Items from a figure collection
** start **

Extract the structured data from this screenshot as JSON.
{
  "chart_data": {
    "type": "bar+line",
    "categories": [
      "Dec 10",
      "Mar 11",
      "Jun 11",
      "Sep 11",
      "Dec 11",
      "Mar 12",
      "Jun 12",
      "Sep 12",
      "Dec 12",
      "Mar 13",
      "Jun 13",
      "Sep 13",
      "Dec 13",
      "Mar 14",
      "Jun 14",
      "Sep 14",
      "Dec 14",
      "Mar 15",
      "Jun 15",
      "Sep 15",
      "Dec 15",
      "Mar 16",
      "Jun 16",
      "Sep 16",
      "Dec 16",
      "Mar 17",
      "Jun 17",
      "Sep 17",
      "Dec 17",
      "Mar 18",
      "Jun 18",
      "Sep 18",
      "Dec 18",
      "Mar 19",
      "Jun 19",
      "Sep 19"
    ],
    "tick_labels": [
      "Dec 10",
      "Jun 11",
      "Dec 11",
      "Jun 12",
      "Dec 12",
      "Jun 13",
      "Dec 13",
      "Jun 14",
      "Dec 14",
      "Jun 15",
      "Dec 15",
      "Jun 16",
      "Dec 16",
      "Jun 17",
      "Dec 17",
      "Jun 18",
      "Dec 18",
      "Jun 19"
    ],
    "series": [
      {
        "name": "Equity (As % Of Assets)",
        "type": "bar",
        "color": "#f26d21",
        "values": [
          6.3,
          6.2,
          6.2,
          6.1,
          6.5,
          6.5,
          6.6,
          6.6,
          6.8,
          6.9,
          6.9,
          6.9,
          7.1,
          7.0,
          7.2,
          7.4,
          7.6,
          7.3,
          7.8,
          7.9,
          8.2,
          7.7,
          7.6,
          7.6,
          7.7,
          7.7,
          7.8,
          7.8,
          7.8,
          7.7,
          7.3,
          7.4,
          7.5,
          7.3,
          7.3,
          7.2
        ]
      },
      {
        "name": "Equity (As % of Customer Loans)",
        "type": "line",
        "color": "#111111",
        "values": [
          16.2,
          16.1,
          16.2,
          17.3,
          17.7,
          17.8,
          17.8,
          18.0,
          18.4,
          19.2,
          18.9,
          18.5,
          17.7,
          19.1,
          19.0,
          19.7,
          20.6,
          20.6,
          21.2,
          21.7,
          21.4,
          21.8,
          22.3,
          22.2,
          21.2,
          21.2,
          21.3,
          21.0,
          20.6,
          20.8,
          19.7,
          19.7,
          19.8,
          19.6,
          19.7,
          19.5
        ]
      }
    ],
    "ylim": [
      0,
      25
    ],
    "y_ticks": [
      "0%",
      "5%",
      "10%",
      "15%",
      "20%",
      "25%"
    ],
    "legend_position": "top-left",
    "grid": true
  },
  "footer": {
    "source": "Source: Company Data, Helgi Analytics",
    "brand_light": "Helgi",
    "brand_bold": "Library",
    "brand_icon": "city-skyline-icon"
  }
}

** end **

▶ _What is asked_
Reproduce each record shown above without altering a single word.

▶ _Exercise result_
Extract the structured data from this screenshot as JSON.
{
  "chart_data": {
    "type": "bar+line",
    "categories": [
      "Dec 10",
      "Mar 11",
      "Jun 11",
      "Sep 11",
      "Dec 11",
      "Mar 12",
      "Jun 12",
      "Sep 12",
      "Dec 12",
      "Mar 13",
      "Jun 13",
      "Sep 13",
      "Dec 13",
      "Mar 14",
      "Jun 14",
      "Sep 14",
      "Dec 14",
      "Mar 15",
      "Jun 15",
      "Sep 15",
      "Dec 15",
      "Mar 16",
      "Jun 16",
      "Sep 16",
      "Dec 16",
      "Mar 17",
      "Jun 17",
      "Sep 17",
      "Dec 17",
      "Mar 18",
      "Jun 18",
      "Sep 18",
      "Dec 18",
      "Mar 19",
      "Jun 19",
      "Sep 19"
    ],
    "tick_labels": [
      "Dec 10",
      "Jun 11",
      "Dec 11",
      "Jun 12",
      "Dec 12",
      "Jun 13",
      "Dec 13",
      "Jun 14",
      "Dec 14",
      "Jun 15",
      "Dec 15",
      "Jun 16",
      "Dec 16",
      "Jun 17",
      "Dec 17",
      "Jun 18",
      "Dec 18",
      "Jun 19"
    ],
    "series": [
      {
        "name": "Equity (As % Of Assets)",
        "type": "bar",
        "color": "#f26d21",
        "values": [
          6.3,
          6.2,
          6.2,
          6.1,
          6.5,
          6.5,
          6.6,
          6.6,
          6.8,
          6.9,
          6.9,
          6.9,
          7.1,
          7.0,
          7.2,
          7.4,
          7.6,
          7.3,
          7.8,
          7.9,
          8.2,
          7.7,
          7.6,
          7.6,
          7.7,
          7.7,
          7.8,
          7.8,
          7.8,
          7.7,
          7.3,
          7.4,
          7.5,
          7.3,
          7.3,
          7.2
        ]
      },
      {
        "name": "Equity (As % of Customer Loans)",
        "type": "line",
        "color": "#111111",
        "values": [
          16.2,
          16.1,
          16.2,
          17.3,
          17.7,
          17.8,
          17.8,
          18.0,
          18.4,
          19.2,
          18.9,
          18.5,
          17.7,
          19.1,
          19.0,
          19.7,
          20.6,
          20.6,
          21.2,
          21.7,
          21.4,
          21.8,
          22.3,
          22.2,
          21.2,
          21.2,
          21.3,
          21.0,
          20.6,
          20.8,
          19.7,
          19.7,
          19.8,
          19.6,
          19.7,
          19.5
        ]
      }
    ],
    "ylim": [
      0,
      25
    ],
    "y_ticks": [
      "0%",
      "5%",
      "10%",
      "15%",
      "20%",
      "25%"
    ],
    "legend_position": "top-left",
    "grid": true
  },
  "footer": {
    "source": "Source: Company Data, Helgi Analytics",
    "brand_light": "Helgi",
    "brand_bold": "Library",
    "brand_icon": "city-skyline-icon"
  }
}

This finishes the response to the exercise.